■ Instructions for the task: Count every line in the entries that follow where the word "年数回波算出" appears, then state only the total.

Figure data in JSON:
○ ○ ○ ○ ○ ○ ○

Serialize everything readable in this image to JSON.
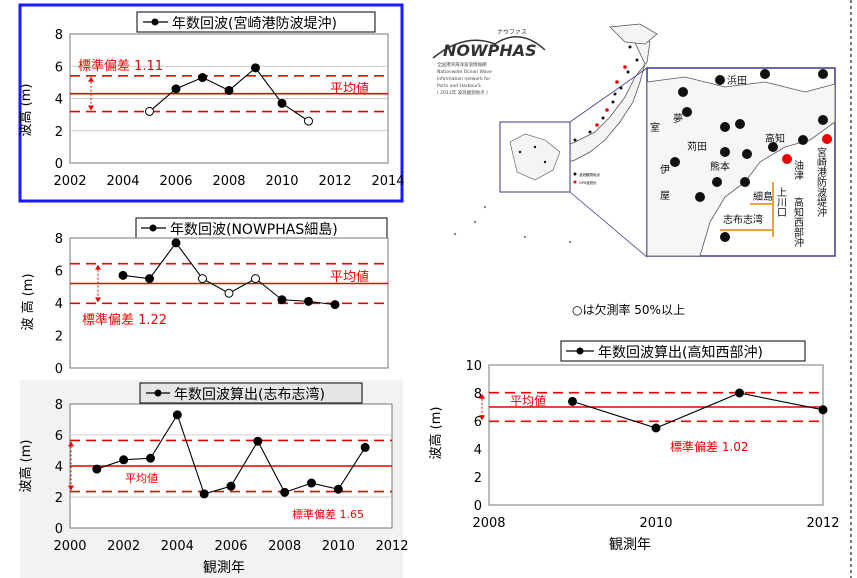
{
  "note": "○は欠測率 50%以上",
  "map": {
    "logo": "NOWPHAS",
    "logo_kana": "ナウファス",
    "title_lines": [
      "全国港湾海洋波浪情報網",
      "Nationwide Ocean Wave",
      "information network for",
      "Ports and HarbourS",
      "( 2011年 波浪観測地点 )"
    ],
    "legend": [
      "波浪観測地点",
      "GPS波浪計"
    ],
    "labels": [
      "浜田",
      "室",
      "夢",
      "苅田",
      "熊本",
      "高知",
      "上川口",
      "油津",
      "細島",
      "志布志湾",
      "高知西部沖",
      "宮崎港防波堤沖",
      "伊",
      "屋"
    ]
  },
  "chart_data": [
    {
      "type": "line",
      "title": "年数回波(宮崎港防波堤沖)",
      "ylabel": "波高 (m)",
      "xlabel": "",
      "xlim": [
        2002,
        2014
      ],
      "ylim": [
        0,
        8
      ],
      "xticks": [
        2002,
        2004,
        2006,
        2008,
        2010,
        2012,
        2014
      ],
      "yticks": [
        0,
        2,
        4,
        6,
        8
      ],
      "x": [
        2005,
        2006,
        2007,
        2008,
        2009,
        2010,
        2011
      ],
      "y": [
        3.2,
        4.6,
        5.3,
        4.5,
        5.9,
        3.7,
        2.6
      ],
      "hollow": [
        true,
        false,
        false,
        false,
        false,
        false,
        true
      ],
      "mean": 4.3,
      "std": 1.11,
      "mean_label": "平均値",
      "std_label": "標準偏差 1.11",
      "grid": true
    },
    {
      "type": "line",
      "title": "年数回波(NOWPHAS細島)",
      "ylabel": "波 高 (m)",
      "xlabel": "",
      "xlim": [
        2000,
        2012
      ],
      "ylim": [
        0,
        8
      ],
      "xticks": [],
      "yticks": [
        0,
        2,
        4,
        6,
        8
      ],
      "x": [
        2002,
        2003,
        2004,
        2005,
        2006,
        2007,
        2008,
        2009,
        2010
      ],
      "y": [
        5.7,
        5.5,
        7.7,
        5.5,
        4.6,
        5.5,
        4.2,
        4.1,
        3.9
      ],
      "hollow": [
        false,
        false,
        false,
        true,
        true,
        true,
        false,
        false,
        false
      ],
      "mean": 5.2,
      "std": 1.22,
      "mean_label": "平均値",
      "std_label": "標準偏差 1.22",
      "grid": false
    },
    {
      "type": "line",
      "title": "年数回波算出(志布志湾)",
      "ylabel": "波高 (m)",
      "xlabel": "観測年",
      "xlim": [
        2000,
        2012
      ],
      "ylim": [
        0,
        8
      ],
      "xticks": [
        2000,
        2002,
        2004,
        2006,
        2008,
        2010,
        2012
      ],
      "yticks": [
        0,
        2,
        4,
        6,
        8
      ],
      "x": [
        2001,
        2002,
        2003,
        2004,
        2005,
        2006,
        2007,
        2008,
        2009,
        2010,
        2011
      ],
      "y": [
        3.8,
        4.4,
        4.5,
        7.3,
        2.2,
        2.7,
        5.6,
        2.3,
        2.9,
        2.5,
        5.2
      ],
      "hollow": [
        false,
        false,
        false,
        false,
        false,
        false,
        false,
        false,
        false,
        false,
        false
      ],
      "mean": 4.0,
      "std": 1.65,
      "mean_label": "平均値",
      "std_label": "標準偏差 1.65",
      "grid": true
    },
    {
      "type": "line",
      "title": "年数回波算出(高知西部沖)",
      "ylabel": "波高 (m)",
      "xlabel": "観測年",
      "xlim": [
        2008,
        2012
      ],
      "ylim": [
        0,
        10
      ],
      "xticks": [
        2008,
        2010,
        2012
      ],
      "yticks": [
        0,
        2,
        4,
        6,
        8,
        10
      ],
      "x": [
        2009,
        2010,
        2011,
        2012
      ],
      "y": [
        7.4,
        5.5,
        8.0,
        6.8
      ],
      "hollow": [
        false,
        false,
        false,
        false
      ],
      "mean": 7.0,
      "std": 1.02,
      "mean_label": "平均値",
      "std_label": "標準偏差 1.02",
      "grid": false
    }
  ]
}
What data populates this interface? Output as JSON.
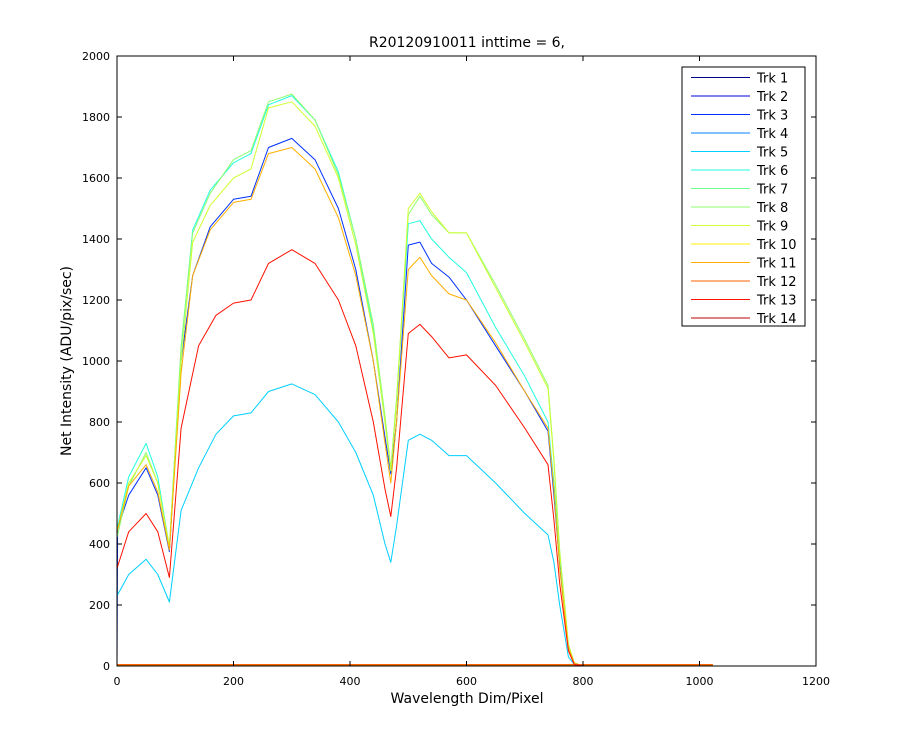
{
  "chart_data": {
    "type": "line",
    "title": "R20120910011 inttime = 6,",
    "xlabel": "Wavelength Dim/Pixel",
    "ylabel": "Net Intensity (ADU/pix/sec)",
    "xlim": [
      0,
      1200
    ],
    "ylim": [
      0,
      2000
    ],
    "xticks": [
      0,
      200,
      400,
      600,
      800,
      1000,
      1200
    ],
    "yticks": [
      0,
      200,
      400,
      600,
      800,
      1000,
      1200,
      1400,
      1600,
      1800,
      2000
    ],
    "legend_position": "top-right",
    "grid": false,
    "series": [
      {
        "name": "Trk 1",
        "color": "#00008f",
        "x": [
          0,
          1023
        ],
        "y": [
          0,
          0
        ]
      },
      {
        "name": "Trk 2",
        "color": "#0000df",
        "x": [
          0,
          1023
        ],
        "y": [
          2,
          2
        ]
      },
      {
        "name": "Trk 3",
        "color": "#0030ff",
        "x": [
          0,
          1,
          20,
          50,
          70,
          90,
          110,
          130,
          160,
          200,
          230,
          260,
          300,
          340,
          380,
          410,
          440,
          460,
          470,
          480,
          500,
          520,
          540,
          570,
          600,
          650,
          700,
          740,
          750,
          760,
          775,
          785,
          800,
          1023
        ],
        "y": [
          0,
          450,
          560,
          650,
          560,
          375,
          1000,
          1280,
          1440,
          1530,
          1540,
          1700,
          1730,
          1660,
          1500,
          1300,
          1000,
          750,
          630,
          800,
          1380,
          1390,
          1320,
          1275,
          1200,
          1050,
          900,
          770,
          560,
          330,
          60,
          10,
          0,
          0
        ]
      },
      {
        "name": "Trk 4",
        "color": "#0080ff",
        "x": [
          0,
          1023
        ],
        "y": [
          3,
          3
        ]
      },
      {
        "name": "Trk 5",
        "color": "#00cfff",
        "x": [
          0,
          20,
          50,
          70,
          90,
          110,
          140,
          170,
          200,
          230,
          260,
          300,
          340,
          380,
          410,
          440,
          460,
          470,
          480,
          500,
          520,
          540,
          570,
          600,
          650,
          700,
          740,
          750,
          760,
          775,
          785,
          800,
          1023
        ],
        "y": [
          230,
          300,
          350,
          300,
          210,
          510,
          650,
          760,
          820,
          830,
          900,
          925,
          890,
          800,
          700,
          560,
          400,
          340,
          460,
          740,
          760,
          740,
          690,
          690,
          600,
          500,
          430,
          340,
          200,
          30,
          5,
          0,
          0
        ]
      },
      {
        "name": "Trk 6",
        "color": "#20ffdf",
        "x": [
          0,
          20,
          50,
          70,
          90,
          110,
          130,
          160,
          200,
          230,
          260,
          300,
          340,
          380,
          410,
          440,
          460,
          470,
          480,
          500,
          520,
          540,
          570,
          600,
          650,
          700,
          740,
          750,
          760,
          775,
          785,
          800,
          1023
        ],
        "y": [
          450,
          620,
          730,
          620,
          390,
          1040,
          1430,
          1560,
          1650,
          1680,
          1840,
          1870,
          1790,
          1620,
          1400,
          1100,
          800,
          640,
          870,
          1450,
          1460,
          1400,
          1340,
          1290,
          1110,
          950,
          800,
          600,
          360,
          70,
          10,
          0,
          0
        ]
      },
      {
        "name": "Trk 7",
        "color": "#6fff8f",
        "x": [
          0,
          1023
        ],
        "y": [
          4,
          4
        ]
      },
      {
        "name": "Trk 8",
        "color": "#8fff6f",
        "x": [
          0,
          20,
          50,
          70,
          90,
          110,
          130,
          160,
          200,
          230,
          260,
          300,
          340,
          380,
          410,
          440,
          460,
          470,
          480,
          500,
          520,
          540,
          570,
          600,
          650,
          700,
          740,
          750,
          760,
          775,
          785,
          800,
          1023
        ],
        "y": [
          420,
          590,
          700,
          600,
          390,
          1050,
          1420,
          1550,
          1660,
          1690,
          1850,
          1875,
          1790,
          1610,
          1400,
          1120,
          820,
          650,
          880,
          1480,
          1540,
          1480,
          1420,
          1420,
          1250,
          1070,
          920,
          680,
          380,
          70,
          10,
          0,
          0
        ]
      },
      {
        "name": "Trk 9",
        "color": "#cfff30",
        "x": [
          0,
          20,
          50,
          70,
          90,
          110,
          130,
          160,
          200,
          230,
          260,
          300,
          340,
          380,
          410,
          440,
          460,
          470,
          480,
          500,
          520,
          540,
          570,
          600,
          650,
          700,
          740,
          750,
          760,
          775,
          785,
          800,
          1023
        ],
        "y": [
          440,
          600,
          690,
          600,
          390,
          1000,
          1390,
          1510,
          1600,
          1630,
          1830,
          1850,
          1770,
          1600,
          1380,
          1090,
          800,
          640,
          860,
          1500,
          1550,
          1490,
          1420,
          1420,
          1240,
          1060,
          910,
          670,
          370,
          70,
          10,
          0,
          0
        ]
      },
      {
        "name": "Trk 10",
        "color": "#ffef00",
        "x": [
          0,
          1023
        ],
        "y": [
          3,
          3
        ]
      },
      {
        "name": "Trk 11",
        "color": "#ffaf00",
        "x": [
          0,
          20,
          50,
          70,
          90,
          110,
          130,
          160,
          200,
          230,
          260,
          300,
          340,
          380,
          410,
          440,
          460,
          470,
          480,
          500,
          520,
          540,
          570,
          600,
          650,
          700,
          740,
          750,
          760,
          775,
          785,
          800,
          1023
        ],
        "y": [
          440,
          590,
          660,
          570,
          380,
          960,
          1280,
          1430,
          1520,
          1530,
          1680,
          1700,
          1630,
          1470,
          1280,
          1000,
          730,
          600,
          800,
          1300,
          1340,
          1280,
          1220,
          1200,
          1060,
          900,
          780,
          580,
          320,
          60,
          10,
          0,
          0
        ]
      },
      {
        "name": "Trk 12",
        "color": "#ff6000",
        "x": [
          0,
          1023
        ],
        "y": [
          5,
          5
        ]
      },
      {
        "name": "Trk 13",
        "color": "#ff1000",
        "x": [
          0,
          20,
          50,
          70,
          90,
          110,
          140,
          170,
          200,
          230,
          260,
          300,
          340,
          380,
          410,
          440,
          460,
          470,
          480,
          500,
          520,
          540,
          570,
          600,
          650,
          700,
          740,
          750,
          760,
          775,
          785,
          800,
          1023
        ],
        "y": [
          320,
          440,
          500,
          440,
          290,
          780,
          1050,
          1150,
          1190,
          1200,
          1320,
          1365,
          1320,
          1200,
          1050,
          800,
          580,
          490,
          650,
          1090,
          1120,
          1080,
          1010,
          1020,
          920,
          780,
          660,
          480,
          270,
          50,
          5,
          0,
          0
        ]
      },
      {
        "name": "Trk 14",
        "color": "#bf0000",
        "x": [
          0,
          1023
        ],
        "y": [
          1,
          1
        ]
      }
    ]
  }
}
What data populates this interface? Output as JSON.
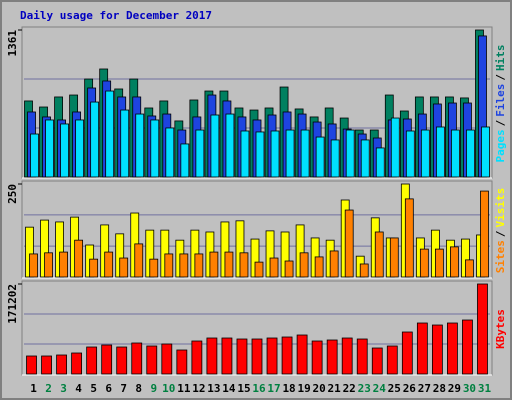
{
  "chart_data": [
    {
      "type": "bar",
      "title": "Daily usage for December 2017",
      "legend_separator": "/",
      "ylim": [
        0,
        1361
      ],
      "yticks": [
        1361
      ],
      "ygrid": [
        454,
        907
      ],
      "series": [
        {
          "name": "Hits",
          "color": "#008060",
          "values": [
            704,
            648,
            741,
            759,
            907,
            1000,
            815,
            907,
            639,
            704,
            519,
            713,
            796,
            796,
            639,
            620,
            639,
            833,
            630,
            556,
            639,
            546,
            435,
            435,
            759,
            611,
            741,
            741,
            741,
            732,
            1361
          ]
        },
        {
          "name": "Files",
          "color": "#1e44e0",
          "values": [
            602,
            556,
            528,
            602,
            824,
            889,
            741,
            741,
            565,
            583,
            435,
            556,
            759,
            704,
            556,
            528,
            574,
            602,
            583,
            509,
            491,
            444,
            398,
            361,
            528,
            537,
            583,
            676,
            685,
            685,
            1306
          ]
        },
        {
          "name": "Pages",
          "color": "#00e0ff",
          "values": [
            398,
            528,
            491,
            528,
            694,
            796,
            620,
            583,
            528,
            454,
            306,
            435,
            574,
            583,
            426,
            417,
            426,
            435,
            435,
            370,
            343,
            435,
            343,
            269,
            546,
            426,
            435,
            463,
            435,
            435,
            463
          ]
        }
      ]
    },
    {
      "type": "bar",
      "legend_separator": "/",
      "ylim": [
        0,
        250
      ],
      "yticks": [
        250
      ],
      "ygrid": [
        83,
        167
      ],
      "series": [
        {
          "name": "Visits",
          "color": "#ffff00",
          "values": [
            134,
            153,
            148,
            161,
            86,
            140,
            116,
            172,
            126,
            126,
            99,
            126,
            121,
            148,
            151,
            102,
            124,
            121,
            140,
            105,
            99,
            207,
            56,
            159,
            105,
            250,
            105,
            126,
            99,
            102,
            113
          ]
        },
        {
          "name": "Sites",
          "color": "#ff8000",
          "values": [
            62,
            65,
            67,
            99,
            48,
            67,
            51,
            89,
            48,
            62,
            62,
            62,
            67,
            67,
            65,
            40,
            51,
            43,
            65,
            54,
            70,
            180,
            35,
            121,
            105,
            210,
            75,
            75,
            81,
            46,
            231
          ]
        }
      ]
    },
    {
      "type": "bar",
      "ylim": [
        0,
        171202
      ],
      "yticks": [
        171202
      ],
      "ygrid": [
        57067,
        114135
      ],
      "series": [
        {
          "name": "KBytes",
          "color": "#ff0000",
          "values": [
            34240,
            34240,
            36140,
            39940,
            51350,
            55160,
            51350,
            58960,
            53250,
            57060,
            45650,
            62770,
            68470,
            68470,
            66570,
            66570,
            68470,
            70370,
            74180,
            62770,
            64670,
            68470,
            66570,
            49450,
            53250,
            79880,
            96990,
            93180,
            96990,
            102700,
            171202
          ]
        }
      ],
      "categories": [
        "1",
        "2",
        "3",
        "4",
        "5",
        "6",
        "7",
        "8",
        "9",
        "10",
        "11",
        "12",
        "13",
        "14",
        "15",
        "16",
        "17",
        "18",
        "19",
        "20",
        "21",
        "22",
        "23",
        "24",
        "25",
        "26",
        "27",
        "28",
        "29",
        "30",
        "31"
      ],
      "category_colors": [
        "#000000",
        "#008040",
        "#008040",
        "#000000",
        "#000000",
        "#000000",
        "#000000",
        "#000000",
        "#008040",
        "#008040",
        "#000000",
        "#000000",
        "#000000",
        "#000000",
        "#000000",
        "#008040",
        "#008040",
        "#000000",
        "#000000",
        "#000000",
        "#000000",
        "#000000",
        "#008040",
        "#008040",
        "#000000",
        "#000000",
        "#000000",
        "#000000",
        "#000000",
        "#008040",
        "#008040"
      ]
    }
  ]
}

○ ○ ○ ○ ○ ○ ○

■ Output for this exercise: 2